==== TASK INPUT

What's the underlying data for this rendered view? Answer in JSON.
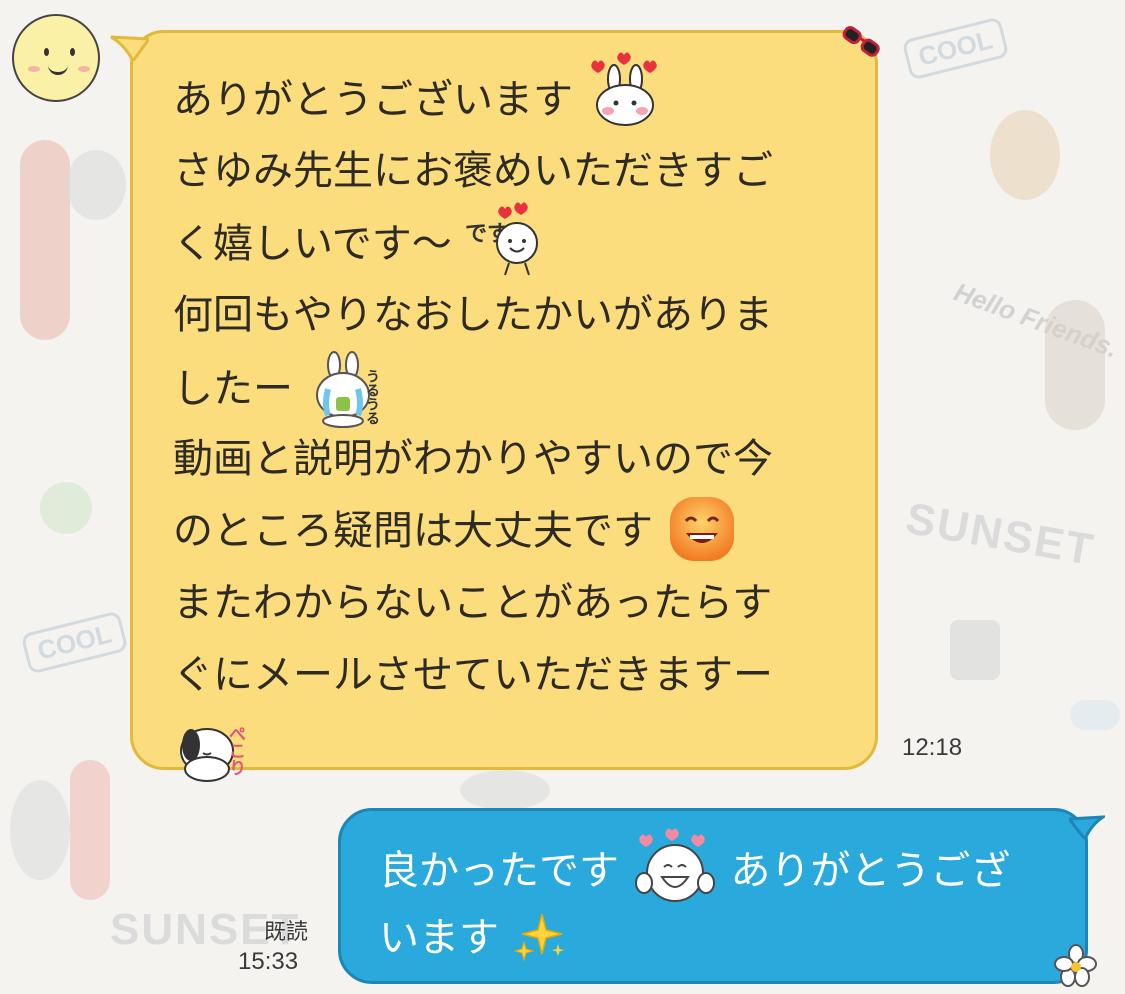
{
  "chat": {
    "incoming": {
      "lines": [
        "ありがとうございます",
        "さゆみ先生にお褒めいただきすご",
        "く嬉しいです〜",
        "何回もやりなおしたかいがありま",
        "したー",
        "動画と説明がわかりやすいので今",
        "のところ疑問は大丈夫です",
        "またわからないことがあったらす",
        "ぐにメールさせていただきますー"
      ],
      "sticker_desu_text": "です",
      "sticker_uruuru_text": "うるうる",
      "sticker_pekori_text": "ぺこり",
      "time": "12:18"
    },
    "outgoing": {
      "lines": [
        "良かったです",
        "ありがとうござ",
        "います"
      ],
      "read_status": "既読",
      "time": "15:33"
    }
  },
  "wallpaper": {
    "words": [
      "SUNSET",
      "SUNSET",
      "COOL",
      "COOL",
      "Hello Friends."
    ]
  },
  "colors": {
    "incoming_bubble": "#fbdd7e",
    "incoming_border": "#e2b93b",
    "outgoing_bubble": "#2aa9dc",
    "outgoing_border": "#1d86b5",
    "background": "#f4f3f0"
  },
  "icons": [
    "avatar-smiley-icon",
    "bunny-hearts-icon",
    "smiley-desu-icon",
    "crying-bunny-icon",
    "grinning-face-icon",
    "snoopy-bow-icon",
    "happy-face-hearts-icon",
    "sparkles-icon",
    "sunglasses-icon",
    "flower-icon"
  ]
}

========
==== TASK INPUT

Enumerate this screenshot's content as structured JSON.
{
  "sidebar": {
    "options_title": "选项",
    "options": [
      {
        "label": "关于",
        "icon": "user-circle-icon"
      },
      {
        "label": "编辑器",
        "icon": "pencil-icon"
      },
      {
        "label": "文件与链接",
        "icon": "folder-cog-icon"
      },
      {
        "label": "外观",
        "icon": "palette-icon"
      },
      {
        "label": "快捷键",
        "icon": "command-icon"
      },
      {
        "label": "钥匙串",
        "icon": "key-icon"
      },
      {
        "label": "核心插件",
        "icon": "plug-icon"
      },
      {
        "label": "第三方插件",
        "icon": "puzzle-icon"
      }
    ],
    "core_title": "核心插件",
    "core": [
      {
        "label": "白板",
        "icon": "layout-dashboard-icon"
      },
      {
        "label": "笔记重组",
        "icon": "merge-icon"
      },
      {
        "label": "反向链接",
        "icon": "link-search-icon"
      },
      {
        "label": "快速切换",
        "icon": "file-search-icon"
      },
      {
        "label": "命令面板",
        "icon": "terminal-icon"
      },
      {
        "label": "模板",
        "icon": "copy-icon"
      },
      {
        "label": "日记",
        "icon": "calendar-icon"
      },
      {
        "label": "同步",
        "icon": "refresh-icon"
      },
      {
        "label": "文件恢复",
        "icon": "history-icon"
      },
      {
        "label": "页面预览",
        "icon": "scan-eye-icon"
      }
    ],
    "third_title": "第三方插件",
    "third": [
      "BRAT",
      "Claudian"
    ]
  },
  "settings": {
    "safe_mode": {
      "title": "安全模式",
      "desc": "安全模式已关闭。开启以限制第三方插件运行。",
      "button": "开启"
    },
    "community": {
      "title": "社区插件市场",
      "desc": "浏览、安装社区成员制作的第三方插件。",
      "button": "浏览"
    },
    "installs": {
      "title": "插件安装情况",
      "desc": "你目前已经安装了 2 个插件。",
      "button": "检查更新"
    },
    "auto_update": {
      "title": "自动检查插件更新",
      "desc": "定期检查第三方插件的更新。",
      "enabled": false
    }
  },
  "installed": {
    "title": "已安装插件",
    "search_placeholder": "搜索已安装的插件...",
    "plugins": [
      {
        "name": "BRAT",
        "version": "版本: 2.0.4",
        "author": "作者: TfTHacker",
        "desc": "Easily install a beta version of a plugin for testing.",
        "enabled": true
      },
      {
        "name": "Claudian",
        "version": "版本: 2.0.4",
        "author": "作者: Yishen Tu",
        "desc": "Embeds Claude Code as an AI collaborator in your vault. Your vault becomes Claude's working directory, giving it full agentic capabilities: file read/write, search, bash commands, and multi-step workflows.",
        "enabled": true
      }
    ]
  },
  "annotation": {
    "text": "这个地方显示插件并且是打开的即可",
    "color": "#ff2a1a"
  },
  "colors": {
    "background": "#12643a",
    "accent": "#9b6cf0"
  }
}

========
==== TASK INPUT

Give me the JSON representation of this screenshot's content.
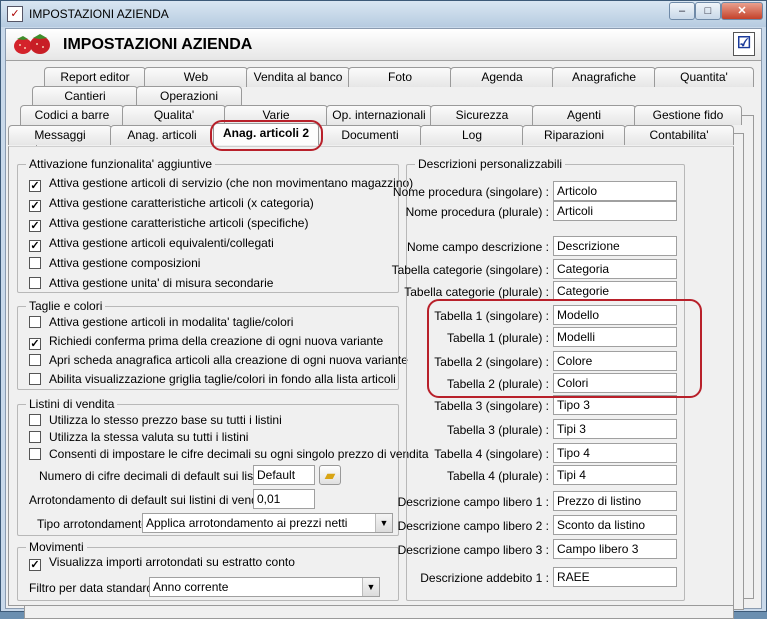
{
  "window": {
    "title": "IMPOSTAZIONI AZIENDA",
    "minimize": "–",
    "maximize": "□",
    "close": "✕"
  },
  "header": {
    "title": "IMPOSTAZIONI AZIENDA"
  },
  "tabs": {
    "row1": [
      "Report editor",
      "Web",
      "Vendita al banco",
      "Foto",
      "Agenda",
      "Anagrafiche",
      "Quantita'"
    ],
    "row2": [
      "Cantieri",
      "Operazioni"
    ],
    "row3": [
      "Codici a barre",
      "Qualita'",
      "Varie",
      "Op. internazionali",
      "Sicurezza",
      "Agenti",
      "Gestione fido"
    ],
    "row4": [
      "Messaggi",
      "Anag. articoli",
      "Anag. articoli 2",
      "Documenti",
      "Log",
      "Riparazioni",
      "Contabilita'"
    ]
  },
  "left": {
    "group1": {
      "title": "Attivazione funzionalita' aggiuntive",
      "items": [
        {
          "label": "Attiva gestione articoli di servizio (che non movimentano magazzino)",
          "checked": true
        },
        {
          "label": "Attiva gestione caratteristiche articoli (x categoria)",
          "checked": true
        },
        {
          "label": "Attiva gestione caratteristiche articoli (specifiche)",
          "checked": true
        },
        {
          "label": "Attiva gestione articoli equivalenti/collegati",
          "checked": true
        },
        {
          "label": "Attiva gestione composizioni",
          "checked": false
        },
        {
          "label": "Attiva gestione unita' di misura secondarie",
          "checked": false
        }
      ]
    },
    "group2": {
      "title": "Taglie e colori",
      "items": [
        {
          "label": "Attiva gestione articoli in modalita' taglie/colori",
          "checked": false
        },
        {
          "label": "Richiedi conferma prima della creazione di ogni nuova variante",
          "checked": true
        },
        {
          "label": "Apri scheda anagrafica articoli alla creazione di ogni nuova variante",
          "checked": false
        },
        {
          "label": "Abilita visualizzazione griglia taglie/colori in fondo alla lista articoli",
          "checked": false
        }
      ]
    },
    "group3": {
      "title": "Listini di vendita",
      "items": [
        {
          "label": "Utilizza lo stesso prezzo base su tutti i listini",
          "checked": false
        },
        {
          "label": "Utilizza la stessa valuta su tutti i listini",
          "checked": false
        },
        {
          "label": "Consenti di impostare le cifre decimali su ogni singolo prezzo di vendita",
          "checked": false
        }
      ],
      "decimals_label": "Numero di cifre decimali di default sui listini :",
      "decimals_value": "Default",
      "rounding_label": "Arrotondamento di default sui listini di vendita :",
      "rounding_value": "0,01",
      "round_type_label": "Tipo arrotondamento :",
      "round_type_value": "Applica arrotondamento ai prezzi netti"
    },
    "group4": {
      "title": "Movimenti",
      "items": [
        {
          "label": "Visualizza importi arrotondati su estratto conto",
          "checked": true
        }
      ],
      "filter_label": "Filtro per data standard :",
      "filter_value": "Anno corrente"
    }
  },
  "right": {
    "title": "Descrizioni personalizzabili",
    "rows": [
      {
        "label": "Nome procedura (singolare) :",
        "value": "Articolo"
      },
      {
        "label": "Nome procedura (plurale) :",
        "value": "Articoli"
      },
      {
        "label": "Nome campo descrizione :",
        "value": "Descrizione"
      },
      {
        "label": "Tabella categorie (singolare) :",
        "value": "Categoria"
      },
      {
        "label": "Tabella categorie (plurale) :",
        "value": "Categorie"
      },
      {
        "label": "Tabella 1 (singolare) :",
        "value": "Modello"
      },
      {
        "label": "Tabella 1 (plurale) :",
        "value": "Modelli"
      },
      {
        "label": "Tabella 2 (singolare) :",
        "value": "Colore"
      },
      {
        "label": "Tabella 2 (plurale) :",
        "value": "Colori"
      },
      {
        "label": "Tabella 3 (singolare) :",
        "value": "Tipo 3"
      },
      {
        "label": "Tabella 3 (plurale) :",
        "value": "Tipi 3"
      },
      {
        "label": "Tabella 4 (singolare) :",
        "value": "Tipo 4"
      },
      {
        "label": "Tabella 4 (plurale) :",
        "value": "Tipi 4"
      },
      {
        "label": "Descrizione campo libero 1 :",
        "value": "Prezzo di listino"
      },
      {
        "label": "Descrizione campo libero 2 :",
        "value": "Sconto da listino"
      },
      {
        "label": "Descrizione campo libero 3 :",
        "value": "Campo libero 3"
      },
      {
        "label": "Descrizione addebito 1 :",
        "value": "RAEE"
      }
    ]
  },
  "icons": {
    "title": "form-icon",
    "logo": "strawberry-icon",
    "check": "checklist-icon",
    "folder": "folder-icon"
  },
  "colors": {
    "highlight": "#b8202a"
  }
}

========

→ **TO BE DONE**
Collect every line with the string "alla" from the records, and copy each.

→ **OUTPUT OF THE EXERCISE**
          "label": "Apri scheda anagrafica articoli alla creazione di ogni nuova variante",
          "label": "Abilita visualizzazione griglia taglie/colori in fondo alla lista articoli",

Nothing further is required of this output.